Entries provided:
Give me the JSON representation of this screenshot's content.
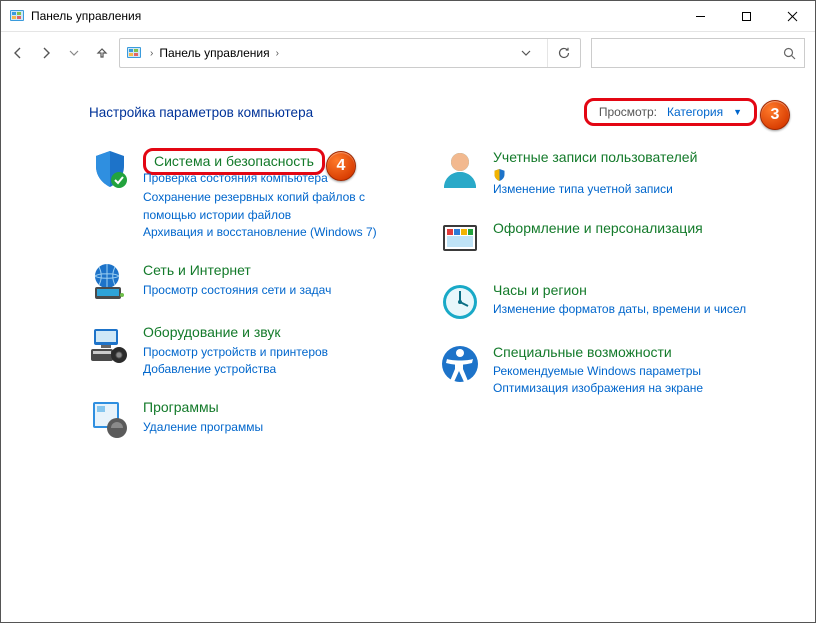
{
  "window": {
    "title": "Панель управления"
  },
  "breadcrumb": {
    "root": "Панель управления"
  },
  "content_header": "Настройка параметров компьютера",
  "view": {
    "label": "Просмотр:",
    "value": "Категория"
  },
  "badges": {
    "view": "3",
    "system": "4"
  },
  "left": [
    {
      "id": "system-security",
      "title": "Система и безопасность",
      "truncated": "Проверка состояния компьютера",
      "subs": [
        "Сохранение резервных копий файлов с помощью истории файлов",
        "Архивация и восстановление (Windows 7)"
      ]
    },
    {
      "id": "network",
      "title": "Сеть и Интернет",
      "subs": [
        "Просмотр состояния сети и задач"
      ]
    },
    {
      "id": "hardware",
      "title": "Оборудование и звук",
      "subs": [
        "Просмотр устройств и принтеров",
        "Добавление устройства"
      ]
    },
    {
      "id": "programs",
      "title": "Программы",
      "subs": [
        "Удаление программы"
      ]
    }
  ],
  "right": [
    {
      "id": "accounts",
      "title": "Учетные записи пользователей",
      "subs": [
        {
          "shield": true,
          "text": "Изменение типа учетной записи"
        }
      ]
    },
    {
      "id": "appearance",
      "title": "Оформление и персонализация",
      "subs": []
    },
    {
      "id": "clock",
      "title": "Часы и регион",
      "subs": [
        "Изменение форматов даты, времени и чисел"
      ]
    },
    {
      "id": "accessibility",
      "title": "Специальные возможности",
      "subs": [
        "Рекомендуемые Windows параметры",
        "Оптимизация изображения на экране"
      ]
    }
  ]
}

Work required:
Reply with the number of lines in the data that include the string "управления" and nothing else.

Solution for this exercise:
2